§ **Aim**
Copy each line in which the string "match" occurs.
---------- Source records ----------
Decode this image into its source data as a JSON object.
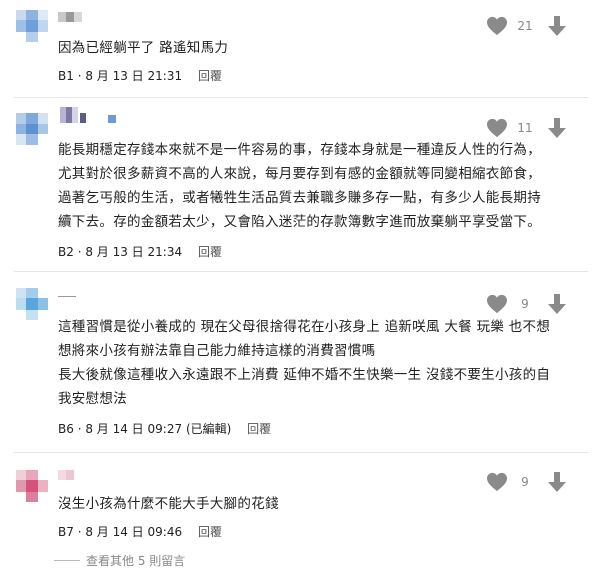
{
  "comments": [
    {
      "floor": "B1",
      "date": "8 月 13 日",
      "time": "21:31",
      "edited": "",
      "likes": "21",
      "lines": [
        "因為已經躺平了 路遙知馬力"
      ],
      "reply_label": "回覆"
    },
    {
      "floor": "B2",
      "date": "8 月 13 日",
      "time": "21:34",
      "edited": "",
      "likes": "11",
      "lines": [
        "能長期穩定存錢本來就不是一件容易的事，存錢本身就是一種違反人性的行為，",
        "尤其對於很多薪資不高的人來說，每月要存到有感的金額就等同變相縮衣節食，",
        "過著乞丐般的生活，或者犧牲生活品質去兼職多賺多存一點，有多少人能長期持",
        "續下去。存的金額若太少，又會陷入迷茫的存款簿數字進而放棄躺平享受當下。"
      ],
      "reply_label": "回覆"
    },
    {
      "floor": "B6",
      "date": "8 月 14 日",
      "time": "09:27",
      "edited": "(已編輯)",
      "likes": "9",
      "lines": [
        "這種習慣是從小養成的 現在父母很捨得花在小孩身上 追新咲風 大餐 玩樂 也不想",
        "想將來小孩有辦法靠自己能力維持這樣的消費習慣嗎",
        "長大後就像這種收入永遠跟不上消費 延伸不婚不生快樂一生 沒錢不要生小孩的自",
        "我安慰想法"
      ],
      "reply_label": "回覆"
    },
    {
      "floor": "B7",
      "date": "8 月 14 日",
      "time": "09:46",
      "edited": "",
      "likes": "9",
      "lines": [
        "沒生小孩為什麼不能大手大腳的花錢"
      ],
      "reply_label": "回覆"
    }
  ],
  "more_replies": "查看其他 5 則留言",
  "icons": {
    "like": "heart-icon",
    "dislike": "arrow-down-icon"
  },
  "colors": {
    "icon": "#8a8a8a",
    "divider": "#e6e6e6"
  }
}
----------
---------- Source records ----------
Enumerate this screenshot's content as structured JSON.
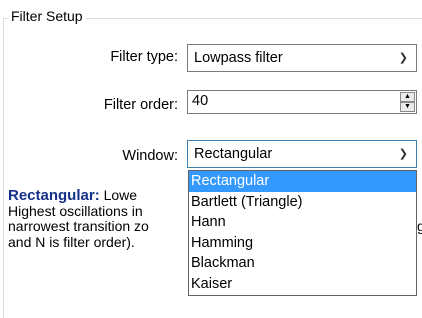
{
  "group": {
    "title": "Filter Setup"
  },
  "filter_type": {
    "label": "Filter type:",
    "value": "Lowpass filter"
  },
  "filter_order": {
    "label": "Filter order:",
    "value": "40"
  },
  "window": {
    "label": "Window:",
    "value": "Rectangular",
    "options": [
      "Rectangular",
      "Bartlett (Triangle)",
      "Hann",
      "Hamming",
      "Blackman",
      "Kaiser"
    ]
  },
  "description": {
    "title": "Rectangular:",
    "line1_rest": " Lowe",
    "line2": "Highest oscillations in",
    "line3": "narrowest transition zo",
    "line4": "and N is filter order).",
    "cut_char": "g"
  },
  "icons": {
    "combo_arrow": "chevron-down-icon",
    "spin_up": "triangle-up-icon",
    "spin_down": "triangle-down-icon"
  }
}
----------
---------- Source records ----------
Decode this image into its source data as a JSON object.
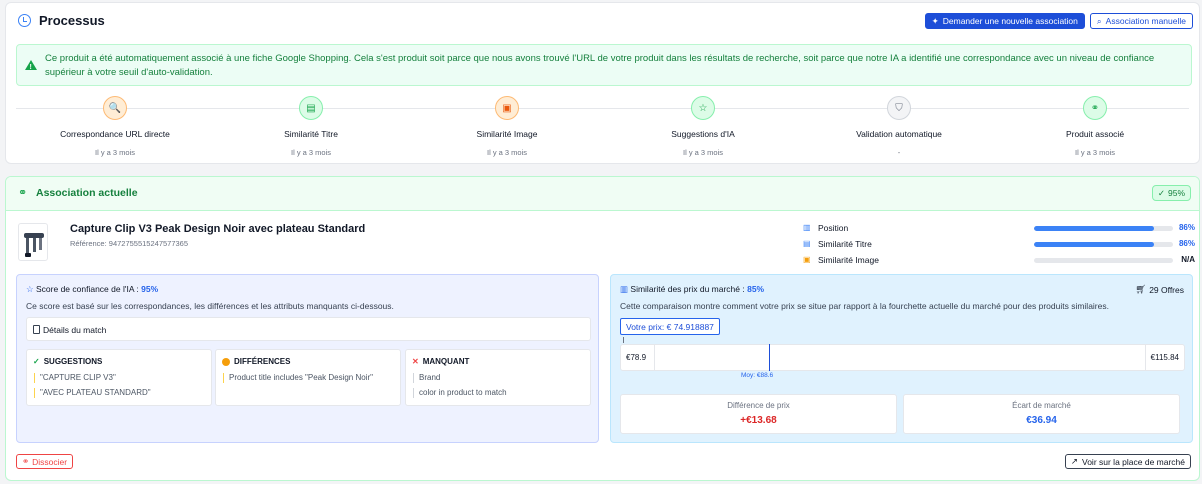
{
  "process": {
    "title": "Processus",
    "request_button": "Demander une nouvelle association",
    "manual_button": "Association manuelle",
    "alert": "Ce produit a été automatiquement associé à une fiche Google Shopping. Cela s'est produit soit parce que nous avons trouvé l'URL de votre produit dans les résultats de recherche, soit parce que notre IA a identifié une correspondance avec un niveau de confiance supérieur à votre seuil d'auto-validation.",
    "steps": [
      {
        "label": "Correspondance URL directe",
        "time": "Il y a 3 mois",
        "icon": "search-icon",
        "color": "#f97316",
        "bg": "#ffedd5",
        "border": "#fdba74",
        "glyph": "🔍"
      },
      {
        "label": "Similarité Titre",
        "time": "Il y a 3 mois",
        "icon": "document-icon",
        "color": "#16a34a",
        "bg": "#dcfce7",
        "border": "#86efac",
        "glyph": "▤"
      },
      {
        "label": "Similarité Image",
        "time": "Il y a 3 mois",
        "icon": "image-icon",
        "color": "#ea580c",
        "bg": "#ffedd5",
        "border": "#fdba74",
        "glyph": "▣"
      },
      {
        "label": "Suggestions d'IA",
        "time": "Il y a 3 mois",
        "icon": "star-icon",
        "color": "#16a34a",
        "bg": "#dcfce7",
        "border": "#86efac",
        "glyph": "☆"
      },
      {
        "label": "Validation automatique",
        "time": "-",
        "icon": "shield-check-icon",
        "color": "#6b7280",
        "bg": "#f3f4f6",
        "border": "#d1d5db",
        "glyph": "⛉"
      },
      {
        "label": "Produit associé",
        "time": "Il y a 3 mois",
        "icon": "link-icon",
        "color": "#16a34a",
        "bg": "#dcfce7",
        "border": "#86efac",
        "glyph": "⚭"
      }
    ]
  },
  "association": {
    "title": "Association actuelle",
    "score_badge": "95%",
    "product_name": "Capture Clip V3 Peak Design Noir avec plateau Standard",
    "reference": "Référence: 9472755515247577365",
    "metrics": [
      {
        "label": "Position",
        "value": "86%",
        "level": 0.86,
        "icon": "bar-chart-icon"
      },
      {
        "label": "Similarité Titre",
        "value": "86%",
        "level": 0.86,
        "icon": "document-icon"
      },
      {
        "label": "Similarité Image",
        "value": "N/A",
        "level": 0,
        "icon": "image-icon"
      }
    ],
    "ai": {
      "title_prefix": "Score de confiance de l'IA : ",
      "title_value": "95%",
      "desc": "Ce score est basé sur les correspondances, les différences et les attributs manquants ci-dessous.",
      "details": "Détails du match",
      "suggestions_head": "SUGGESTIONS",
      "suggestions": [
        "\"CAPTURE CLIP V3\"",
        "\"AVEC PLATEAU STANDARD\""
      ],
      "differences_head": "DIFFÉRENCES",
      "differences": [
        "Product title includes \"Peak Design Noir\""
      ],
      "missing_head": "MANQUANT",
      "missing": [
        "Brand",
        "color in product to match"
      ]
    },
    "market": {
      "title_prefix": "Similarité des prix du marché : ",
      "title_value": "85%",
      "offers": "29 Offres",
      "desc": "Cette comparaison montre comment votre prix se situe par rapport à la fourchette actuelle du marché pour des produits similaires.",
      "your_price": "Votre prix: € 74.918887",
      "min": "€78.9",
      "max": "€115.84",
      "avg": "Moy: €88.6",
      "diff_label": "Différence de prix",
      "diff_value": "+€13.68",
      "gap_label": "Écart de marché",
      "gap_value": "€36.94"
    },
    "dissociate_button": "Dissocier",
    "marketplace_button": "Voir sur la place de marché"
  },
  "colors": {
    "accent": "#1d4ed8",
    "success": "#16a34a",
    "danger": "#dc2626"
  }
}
----------
§ **Written solution**
      "details": "Détails du match",
        "color in product to match"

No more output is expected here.